[DATA PROVIDED]
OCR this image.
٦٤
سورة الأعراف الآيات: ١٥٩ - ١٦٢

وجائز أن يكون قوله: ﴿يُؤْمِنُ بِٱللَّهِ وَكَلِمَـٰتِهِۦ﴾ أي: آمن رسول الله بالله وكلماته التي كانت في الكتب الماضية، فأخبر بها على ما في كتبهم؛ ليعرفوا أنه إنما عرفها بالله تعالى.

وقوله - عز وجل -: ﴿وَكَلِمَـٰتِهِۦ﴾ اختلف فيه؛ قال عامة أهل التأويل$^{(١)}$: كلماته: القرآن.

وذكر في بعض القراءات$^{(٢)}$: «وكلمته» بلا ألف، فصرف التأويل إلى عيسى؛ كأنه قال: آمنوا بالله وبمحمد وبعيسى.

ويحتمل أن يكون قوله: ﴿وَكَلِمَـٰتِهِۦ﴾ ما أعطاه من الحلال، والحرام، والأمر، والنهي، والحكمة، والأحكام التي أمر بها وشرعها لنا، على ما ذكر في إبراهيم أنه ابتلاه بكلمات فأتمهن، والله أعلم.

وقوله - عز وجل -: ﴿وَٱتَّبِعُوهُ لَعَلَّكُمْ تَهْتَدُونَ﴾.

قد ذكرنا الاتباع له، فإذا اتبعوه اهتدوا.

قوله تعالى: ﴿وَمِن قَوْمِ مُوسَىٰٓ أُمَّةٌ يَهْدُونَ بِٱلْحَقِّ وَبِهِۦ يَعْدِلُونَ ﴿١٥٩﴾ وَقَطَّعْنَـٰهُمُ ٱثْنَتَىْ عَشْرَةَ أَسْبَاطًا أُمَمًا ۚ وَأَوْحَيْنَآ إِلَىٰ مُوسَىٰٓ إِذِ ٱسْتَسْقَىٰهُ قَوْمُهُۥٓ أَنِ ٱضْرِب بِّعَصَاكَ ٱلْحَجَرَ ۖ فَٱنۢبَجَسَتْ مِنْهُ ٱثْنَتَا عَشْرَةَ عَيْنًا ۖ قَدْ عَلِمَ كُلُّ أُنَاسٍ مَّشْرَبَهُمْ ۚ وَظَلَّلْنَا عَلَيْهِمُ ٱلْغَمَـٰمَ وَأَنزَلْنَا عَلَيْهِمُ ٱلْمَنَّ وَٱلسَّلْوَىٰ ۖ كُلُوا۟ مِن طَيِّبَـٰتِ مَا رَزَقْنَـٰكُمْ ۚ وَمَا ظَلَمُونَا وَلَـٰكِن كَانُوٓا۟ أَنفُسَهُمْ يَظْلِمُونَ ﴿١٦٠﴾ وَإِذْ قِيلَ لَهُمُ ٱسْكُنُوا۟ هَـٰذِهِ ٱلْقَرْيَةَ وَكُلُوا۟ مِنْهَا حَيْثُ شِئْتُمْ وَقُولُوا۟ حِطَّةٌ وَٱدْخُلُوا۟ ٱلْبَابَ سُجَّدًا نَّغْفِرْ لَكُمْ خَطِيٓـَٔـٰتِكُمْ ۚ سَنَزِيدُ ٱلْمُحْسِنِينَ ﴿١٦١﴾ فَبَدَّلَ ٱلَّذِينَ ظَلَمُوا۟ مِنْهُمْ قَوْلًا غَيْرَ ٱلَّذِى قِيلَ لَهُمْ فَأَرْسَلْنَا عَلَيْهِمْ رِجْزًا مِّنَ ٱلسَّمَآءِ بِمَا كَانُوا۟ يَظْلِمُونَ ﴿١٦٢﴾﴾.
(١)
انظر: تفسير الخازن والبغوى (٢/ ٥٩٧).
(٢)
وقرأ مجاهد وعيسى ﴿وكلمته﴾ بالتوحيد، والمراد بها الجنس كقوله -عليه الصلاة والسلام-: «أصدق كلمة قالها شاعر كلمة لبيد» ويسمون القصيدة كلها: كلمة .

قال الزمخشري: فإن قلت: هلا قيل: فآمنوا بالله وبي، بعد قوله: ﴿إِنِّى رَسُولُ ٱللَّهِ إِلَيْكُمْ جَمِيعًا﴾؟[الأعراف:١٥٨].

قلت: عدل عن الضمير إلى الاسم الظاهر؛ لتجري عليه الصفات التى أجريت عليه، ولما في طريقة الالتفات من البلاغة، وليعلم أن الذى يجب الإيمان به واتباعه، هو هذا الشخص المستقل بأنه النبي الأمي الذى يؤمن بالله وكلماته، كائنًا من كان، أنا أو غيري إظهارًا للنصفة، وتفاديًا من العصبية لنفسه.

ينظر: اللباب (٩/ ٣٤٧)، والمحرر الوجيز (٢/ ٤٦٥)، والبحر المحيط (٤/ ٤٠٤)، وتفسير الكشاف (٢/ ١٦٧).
--
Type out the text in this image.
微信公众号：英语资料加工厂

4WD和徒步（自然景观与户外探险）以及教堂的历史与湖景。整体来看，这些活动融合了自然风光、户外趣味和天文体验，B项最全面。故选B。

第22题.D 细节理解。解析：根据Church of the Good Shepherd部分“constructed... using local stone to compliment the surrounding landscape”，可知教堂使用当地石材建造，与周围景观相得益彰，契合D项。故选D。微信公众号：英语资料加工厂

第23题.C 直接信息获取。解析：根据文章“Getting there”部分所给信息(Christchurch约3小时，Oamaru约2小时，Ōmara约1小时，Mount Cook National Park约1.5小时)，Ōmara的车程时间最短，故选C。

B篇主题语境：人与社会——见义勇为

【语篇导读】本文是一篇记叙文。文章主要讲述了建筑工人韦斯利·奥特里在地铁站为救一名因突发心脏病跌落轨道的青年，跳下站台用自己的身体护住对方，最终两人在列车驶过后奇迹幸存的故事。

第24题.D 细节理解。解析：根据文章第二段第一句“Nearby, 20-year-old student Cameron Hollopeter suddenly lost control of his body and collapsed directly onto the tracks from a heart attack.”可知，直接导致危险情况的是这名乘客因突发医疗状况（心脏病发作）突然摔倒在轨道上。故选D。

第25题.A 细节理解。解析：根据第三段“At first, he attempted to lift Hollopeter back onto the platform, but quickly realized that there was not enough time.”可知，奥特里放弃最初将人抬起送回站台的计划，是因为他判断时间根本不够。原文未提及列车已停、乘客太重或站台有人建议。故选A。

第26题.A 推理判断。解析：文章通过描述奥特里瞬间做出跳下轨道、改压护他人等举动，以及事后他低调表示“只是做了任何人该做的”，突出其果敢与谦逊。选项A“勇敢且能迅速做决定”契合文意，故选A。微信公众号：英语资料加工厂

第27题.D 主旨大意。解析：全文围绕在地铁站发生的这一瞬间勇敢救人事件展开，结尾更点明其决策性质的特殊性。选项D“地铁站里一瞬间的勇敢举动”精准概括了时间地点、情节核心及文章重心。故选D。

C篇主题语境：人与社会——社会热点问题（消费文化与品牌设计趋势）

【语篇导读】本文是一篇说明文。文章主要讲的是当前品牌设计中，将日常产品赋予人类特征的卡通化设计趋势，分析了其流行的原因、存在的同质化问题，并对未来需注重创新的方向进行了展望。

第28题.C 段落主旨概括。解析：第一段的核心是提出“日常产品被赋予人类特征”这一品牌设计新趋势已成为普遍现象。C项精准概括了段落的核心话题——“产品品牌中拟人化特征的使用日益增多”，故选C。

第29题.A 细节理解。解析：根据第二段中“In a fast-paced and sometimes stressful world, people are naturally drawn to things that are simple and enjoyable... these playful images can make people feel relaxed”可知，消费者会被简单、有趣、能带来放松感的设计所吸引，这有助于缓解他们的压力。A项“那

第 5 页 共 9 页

[GIVEN PROBLEM]
Note how many lines in the listing above hold the string "this", then give only that figure.

[EXERCISE OUTPUT]
2